[Dataset items]
┄┄┄┄┄┄┄┄┄┄┄┄┄┄┄┄┄┄┄┄

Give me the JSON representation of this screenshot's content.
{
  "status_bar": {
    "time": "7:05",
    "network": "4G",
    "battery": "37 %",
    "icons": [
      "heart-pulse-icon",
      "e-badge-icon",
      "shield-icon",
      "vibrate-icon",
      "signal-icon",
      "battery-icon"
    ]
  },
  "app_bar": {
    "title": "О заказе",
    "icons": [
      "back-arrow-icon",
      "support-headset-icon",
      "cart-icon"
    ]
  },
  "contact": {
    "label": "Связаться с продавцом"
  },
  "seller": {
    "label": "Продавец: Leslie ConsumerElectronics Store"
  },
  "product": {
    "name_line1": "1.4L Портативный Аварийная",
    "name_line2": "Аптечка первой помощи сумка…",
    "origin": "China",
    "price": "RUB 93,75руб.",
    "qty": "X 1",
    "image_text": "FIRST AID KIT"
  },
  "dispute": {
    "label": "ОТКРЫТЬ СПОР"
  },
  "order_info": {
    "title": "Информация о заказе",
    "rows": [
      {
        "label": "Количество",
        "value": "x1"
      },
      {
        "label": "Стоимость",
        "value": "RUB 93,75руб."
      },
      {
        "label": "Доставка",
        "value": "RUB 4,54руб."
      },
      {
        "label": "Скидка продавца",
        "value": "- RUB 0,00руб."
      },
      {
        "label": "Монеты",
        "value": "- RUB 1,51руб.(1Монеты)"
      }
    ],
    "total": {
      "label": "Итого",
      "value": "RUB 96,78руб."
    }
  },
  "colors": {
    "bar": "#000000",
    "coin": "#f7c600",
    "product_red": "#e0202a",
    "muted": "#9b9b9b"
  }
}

┄┄┄┄┄┄┄┄┄┄┄┄┄┄┄┄┄┄┄┄

EXERCISE PROMPT:
Where a line holds the string "label", copy that line.

ANSWER TO THIS EXERCISE:
    "label": "Связаться с продавцом"
    "label": "Продавец: Leslie ConsumerElectronics Store"
    "label": "ОТКРЫТЬ СПОР"
        "label": "Количество",
        "label": "Стоимость",
        "label": "Доставка",
        "label": "Скидка продавца",
        "label": "Монеты",
      "label": "Итого",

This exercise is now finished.